> _INPUT DATA_
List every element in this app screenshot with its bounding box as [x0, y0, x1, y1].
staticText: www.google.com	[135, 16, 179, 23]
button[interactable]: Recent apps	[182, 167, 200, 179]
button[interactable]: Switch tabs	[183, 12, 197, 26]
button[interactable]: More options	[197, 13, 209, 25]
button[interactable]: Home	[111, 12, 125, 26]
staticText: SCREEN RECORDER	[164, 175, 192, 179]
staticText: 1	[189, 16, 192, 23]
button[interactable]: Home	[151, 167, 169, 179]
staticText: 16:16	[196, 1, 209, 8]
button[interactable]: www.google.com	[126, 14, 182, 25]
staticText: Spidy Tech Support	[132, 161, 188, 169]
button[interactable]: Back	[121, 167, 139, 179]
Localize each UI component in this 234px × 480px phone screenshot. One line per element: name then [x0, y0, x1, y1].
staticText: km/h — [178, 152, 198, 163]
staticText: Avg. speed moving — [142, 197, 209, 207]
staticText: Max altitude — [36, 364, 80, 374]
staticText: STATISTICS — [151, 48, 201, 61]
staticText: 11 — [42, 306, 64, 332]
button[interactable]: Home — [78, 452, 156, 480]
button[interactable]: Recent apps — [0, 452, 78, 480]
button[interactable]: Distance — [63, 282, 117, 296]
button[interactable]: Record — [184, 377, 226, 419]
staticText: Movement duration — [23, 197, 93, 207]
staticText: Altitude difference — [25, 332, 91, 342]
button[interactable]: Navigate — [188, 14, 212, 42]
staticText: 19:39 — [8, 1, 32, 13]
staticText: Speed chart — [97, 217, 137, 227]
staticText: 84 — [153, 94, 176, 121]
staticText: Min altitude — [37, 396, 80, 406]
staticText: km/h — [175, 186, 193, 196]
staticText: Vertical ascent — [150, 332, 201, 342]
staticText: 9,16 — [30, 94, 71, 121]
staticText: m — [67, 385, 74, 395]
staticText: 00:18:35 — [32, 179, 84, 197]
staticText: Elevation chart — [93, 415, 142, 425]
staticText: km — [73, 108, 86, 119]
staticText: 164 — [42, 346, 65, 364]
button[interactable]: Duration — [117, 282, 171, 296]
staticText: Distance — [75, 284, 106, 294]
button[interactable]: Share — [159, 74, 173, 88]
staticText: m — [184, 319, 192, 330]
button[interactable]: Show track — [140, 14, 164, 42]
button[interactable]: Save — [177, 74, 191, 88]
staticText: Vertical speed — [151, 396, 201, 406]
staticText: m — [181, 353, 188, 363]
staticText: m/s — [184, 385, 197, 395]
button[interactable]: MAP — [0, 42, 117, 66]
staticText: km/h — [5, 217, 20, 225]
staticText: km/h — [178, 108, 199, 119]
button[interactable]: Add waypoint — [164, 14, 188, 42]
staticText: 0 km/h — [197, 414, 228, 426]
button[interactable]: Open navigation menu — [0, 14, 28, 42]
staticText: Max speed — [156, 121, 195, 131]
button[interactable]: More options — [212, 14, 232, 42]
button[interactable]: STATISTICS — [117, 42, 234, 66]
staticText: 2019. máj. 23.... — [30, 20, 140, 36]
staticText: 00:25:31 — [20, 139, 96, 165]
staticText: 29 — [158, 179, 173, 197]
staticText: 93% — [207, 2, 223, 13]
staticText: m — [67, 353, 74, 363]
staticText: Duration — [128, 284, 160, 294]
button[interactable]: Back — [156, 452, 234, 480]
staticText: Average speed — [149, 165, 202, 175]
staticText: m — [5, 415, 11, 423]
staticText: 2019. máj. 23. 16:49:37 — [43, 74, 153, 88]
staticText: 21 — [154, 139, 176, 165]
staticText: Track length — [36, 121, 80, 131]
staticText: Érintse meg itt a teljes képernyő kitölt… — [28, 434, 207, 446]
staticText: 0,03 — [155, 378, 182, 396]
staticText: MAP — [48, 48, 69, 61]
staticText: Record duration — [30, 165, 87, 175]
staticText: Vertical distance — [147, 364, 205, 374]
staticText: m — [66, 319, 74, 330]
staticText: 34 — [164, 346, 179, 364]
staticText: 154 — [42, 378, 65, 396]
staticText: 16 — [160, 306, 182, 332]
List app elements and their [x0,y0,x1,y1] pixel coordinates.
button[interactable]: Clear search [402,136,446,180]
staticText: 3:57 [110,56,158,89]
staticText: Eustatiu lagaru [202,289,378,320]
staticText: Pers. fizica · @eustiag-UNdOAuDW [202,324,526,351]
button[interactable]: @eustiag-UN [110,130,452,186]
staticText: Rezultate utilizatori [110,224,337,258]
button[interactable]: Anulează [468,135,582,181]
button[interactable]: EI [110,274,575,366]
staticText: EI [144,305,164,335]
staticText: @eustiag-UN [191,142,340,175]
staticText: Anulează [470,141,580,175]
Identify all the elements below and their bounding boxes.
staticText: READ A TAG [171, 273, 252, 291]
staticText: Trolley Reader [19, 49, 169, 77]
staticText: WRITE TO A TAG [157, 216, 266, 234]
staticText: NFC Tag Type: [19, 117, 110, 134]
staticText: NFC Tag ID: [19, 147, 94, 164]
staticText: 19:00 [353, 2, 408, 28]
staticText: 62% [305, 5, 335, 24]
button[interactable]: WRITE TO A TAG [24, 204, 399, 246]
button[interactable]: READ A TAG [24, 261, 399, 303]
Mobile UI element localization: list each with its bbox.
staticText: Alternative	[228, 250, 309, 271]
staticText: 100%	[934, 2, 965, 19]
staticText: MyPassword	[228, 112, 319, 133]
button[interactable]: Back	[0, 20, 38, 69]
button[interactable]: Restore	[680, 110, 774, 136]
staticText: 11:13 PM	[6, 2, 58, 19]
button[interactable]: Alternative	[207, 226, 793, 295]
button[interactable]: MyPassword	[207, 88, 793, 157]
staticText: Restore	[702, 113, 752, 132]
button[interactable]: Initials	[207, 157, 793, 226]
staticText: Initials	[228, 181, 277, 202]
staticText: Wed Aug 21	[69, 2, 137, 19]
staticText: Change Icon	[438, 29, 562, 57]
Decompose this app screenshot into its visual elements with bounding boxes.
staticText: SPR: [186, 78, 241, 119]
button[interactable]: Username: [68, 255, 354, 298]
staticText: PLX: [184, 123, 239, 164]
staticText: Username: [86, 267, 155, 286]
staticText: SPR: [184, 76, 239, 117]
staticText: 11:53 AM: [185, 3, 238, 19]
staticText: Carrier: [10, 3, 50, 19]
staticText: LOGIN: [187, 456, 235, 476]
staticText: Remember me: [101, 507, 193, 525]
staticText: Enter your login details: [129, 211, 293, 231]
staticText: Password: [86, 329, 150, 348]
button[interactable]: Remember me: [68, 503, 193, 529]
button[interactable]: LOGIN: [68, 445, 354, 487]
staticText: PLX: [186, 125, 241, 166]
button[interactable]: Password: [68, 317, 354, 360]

> _TASK INSTRUCTIONS_
Pull out every line in the listing above that contains the word "apps", and copy each of those lines in full.

> _SOLVED PROBLEM_
button[interactable]: Recent apps	[182, 167, 200, 179]
button[interactable]: Recent apps — [0, 452, 78, 480]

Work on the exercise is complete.